Goal of the exercise:
Make an exact copy of the entries, and keep any pictures out of it.

Dataset content:
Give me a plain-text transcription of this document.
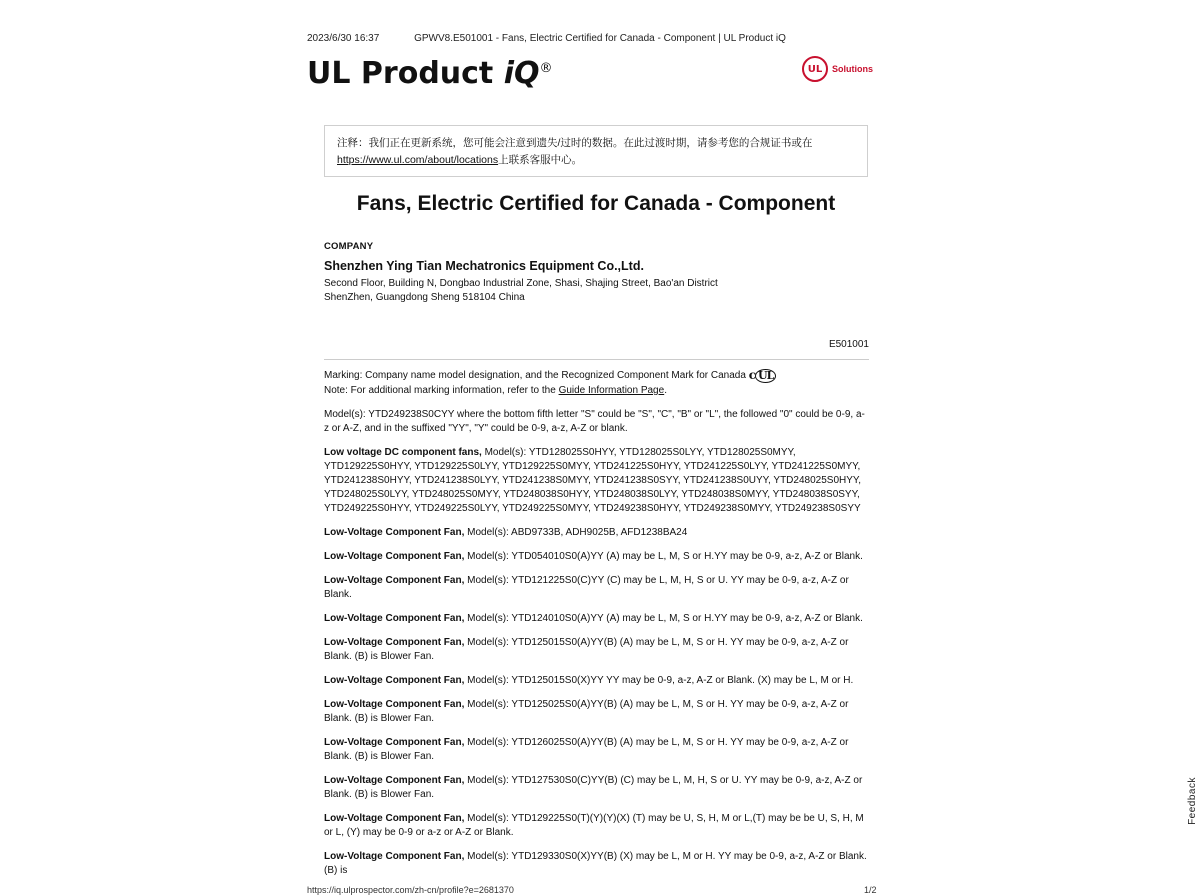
2023/6/30 16:37	GPWV8.E501001 - Fans, Electric Certified for Canada - Component | UL Product iQ
UL Product iQ®	UL	Solutions
注释：我们正在更新系统，您可能会注意到遗失/过时的数据。在此过渡时期，请参考您的合规证书或在https://www.ul.com/about/locations上联系客服中心。
Fans, Electric Certified for Canada - Component
COMPANY
Shenzhen Ying Tian Mechatronics Equipment Co.,Ltd.
Second Floor, Building N, Dongbao Industrial Zone, Shasi, Shajing Street, Bao'an District
ShenZhen, Guangdong Sheng 518104 China
E501001
Marking: Company name model designation, and the Recognized Component Mark for Canada c UL
Note: For additional marking information, refer to the Guide Information Page.
Model(s): YTD249238S0CYY where the bottom fifth letter "S" could be "S", "C", "B" or "L", the followed "0" could be 0-9, a-z or A-Z, and in the suffixed "YY", "Y" could be 0-9, a-z, A-Z or blank.
Low voltage DC component fans, Model(s): YTD128025S0HYY, YTD128025S0LYY, YTD128025S0MYY, YTD129225S0HYY, YTD129225S0LYY, YTD129225S0MYY, YTD241225S0HYY, YTD241225S0LYY, YTD241225S0MYY, YTD241238S0HYY, YTD241238S0LYY, YTD241238S0MYY, YTD241238S0SYY, YTD241238S0UYY, YTD248025S0HYY, YTD248025S0LYY, YTD248025S0MYY, YTD248038S0HYY, YTD248038S0LYY, YTD248038S0MYY, YTD248038S0SYY, YTD249225S0HYY, YTD249225S0LYY, YTD249225S0MYY, YTD249238S0HYY, YTD249238S0MYY, YTD249238S0SYY
Low-Voltage Component Fan, Model(s): ABD9733B, ADH9025B, AFD1238BA24
Low-Voltage Component Fan, Model(s): YTD054010S0(A)YY (A) may be L, M, S or H.YY may be 0-9, a-z, A-Z or Blank.
Low-Voltage Component Fan, Model(s): YTD121225S0(C)YY (C) may be L, M, H, S or U. YY may be 0-9, a-z, A-Z or Blank.
Low-Voltage Component Fan, Model(s): YTD124010S0(A)YY (A) may be L, M, S or H.YY may be 0-9, a-z, A-Z or Blank.
Low-Voltage Component Fan, Model(s): YTD125015S0(A)YY(B) (A) may be L, M, S or H. YY may be 0-9, a-z, A-Z or Blank. (B) is Blower Fan.
Low-Voltage Component Fan, Model(s): YTD125015S0(X)YY YY may be 0-9, a-z, A-Z or Blank. (X) may be L, M or H.
Low-Voltage Component Fan, Model(s): YTD125025S0(A)YY(B) (A) may be L, M, S or H. YY may be 0-9, a-z, A-Z or Blank. (B) is Blower Fan.
Low-Voltage Component Fan, Model(s): YTD126025S0(A)YY(B) (A) may be L, M, S or H. YY may be 0-9, a-z, A-Z or Blank. (B) is Blower Fan.
Low-Voltage Component Fan, Model(s): YTD127530S0(C)YY(B) (C) may be L, M, H, S or U. YY may be 0-9, a-z, A-Z or Blank. (B) is Blower Fan.
Low-Voltage Component Fan, Model(s): YTD129225S0(T)(Y)(Y)(X) (T) may be U, S, H, M or L,(T) may be be U, S, H, M or L, (Y) may be 0-9 or a-z or A-Z or Blank.
Low-Voltage Component Fan, Model(s): YTD129330S0(X)YY(B) (X) may be L, M or H. YY may be 0-9, a-z, A-Z or Blank. (B) is
Feedback
https://iq.ulprospector.com/zh-cn/profile?e=2681370	1/2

The result:
Give me a plain-text transcription of this document.
2023/6/30 16:37	GPWV8.E501001 - Fans, Electric Certified for Canada - Component | UL Product iQ
UL Product iQ®	UL	Solutions
注释：我们正在更新系统，您可能会注意到遗失/过时的数据。在此过渡时期，请参考您的合规证书或在https://www.ul.com/about/locations上联系客服中心。
Fans, Electric Certified for Canada - Component
COMPANY
Shenzhen Ying Tian Mechatronics Equipment Co.,Ltd.
Second Floor, Building N, Dongbao Industrial Zone, Shasi, Shajing Street, Bao'an District
ShenZhen, Guangdong Sheng 518104 China
E501001
Marking: Company name model designation, and the Recognized Component Mark for Canada c UL
Note: For additional marking information, refer to the Guide Information Page.
Model(s): YTD249238S0CYY where the bottom fifth letter "S" could be "S", "C", "B" or "L", the followed "0" could be 0-9, a-z or A-Z, and in the suffixed "YY", "Y" could be 0-9, a-z, A-Z or blank.
Low voltage DC component fans, Model(s): YTD128025S0HYY, YTD128025S0LYY, YTD128025S0MYY, YTD129225S0HYY, YTD129225S0LYY, YTD129225S0MYY, YTD241225S0HYY, YTD241225S0LYY, YTD241225S0MYY, YTD241238S0HYY, YTD241238S0LYY, YTD241238S0MYY, YTD241238S0SYY, YTD241238S0UYY, YTD248025S0HYY, YTD248025S0LYY, YTD248025S0MYY, YTD248038S0HYY, YTD248038S0LYY, YTD248038S0MYY, YTD248038S0SYY, YTD249225S0HYY, YTD249225S0LYY, YTD249225S0MYY, YTD249238S0HYY, YTD249238S0MYY, YTD249238S0SYY
Low-Voltage Component Fan, Model(s): ABD9733B, ADH9025B, AFD1238BA24
Low-Voltage Component Fan, Model(s): YTD054010S0(A)YY (A) may be L, M, S or H.YY may be 0-9, a-z, A-Z or Blank.
Low-Voltage Component Fan, Model(s): YTD121225S0(C)YY (C) may be L, M, H, S or U. YY may be 0-9, a-z, A-Z or Blank.
Low-Voltage Component Fan, Model(s): YTD124010S0(A)YY (A) may be L, M, S or H.YY may be 0-9, a-z, A-Z or Blank.
Low-Voltage Component Fan, Model(s): YTD125015S0(A)YY(B) (A) may be L, M, S or H. YY may be 0-9, a-z, A-Z or Blank. (B) is Blower Fan.
Low-Voltage Component Fan, Model(s): YTD125015S0(X)YY YY may be 0-9, a-z, A-Z or Blank. (X) may be L, M or H.
Low-Voltage Component Fan, Model(s): YTD125025S0(A)YY(B) (A) may be L, M, S or H. YY may be 0-9, a-z, A-Z or Blank. (B) is Blower Fan.
Low-Voltage Component Fan, Model(s): YTD126025S0(A)YY(B) (A) may be L, M, S or H. YY may be 0-9, a-z, A-Z or Blank. (B) is Blower Fan.
Low-Voltage Component Fan, Model(s): YTD127530S0(C)YY(B) (C) may be L, M, H, S or U. YY may be 0-9, a-z, A-Z or Blank. (B) is Blower Fan.
Low-Voltage Component Fan, Model(s): YTD129225S0(T)(Y)(Y)(X) (T) may be U, S, H, M or L,(T) may be be U, S, H, M or L, (Y) may be 0-9 or a-z or A-Z or Blank.
Low-Voltage Component Fan, Model(s): YTD129330S0(X)YY(B) (X) may be L, M or H. YY may be 0-9, a-z, A-Z or Blank. (B) is
Feedback
https://iq.ulprospector.com/zh-cn/profile?e=2681370	1/2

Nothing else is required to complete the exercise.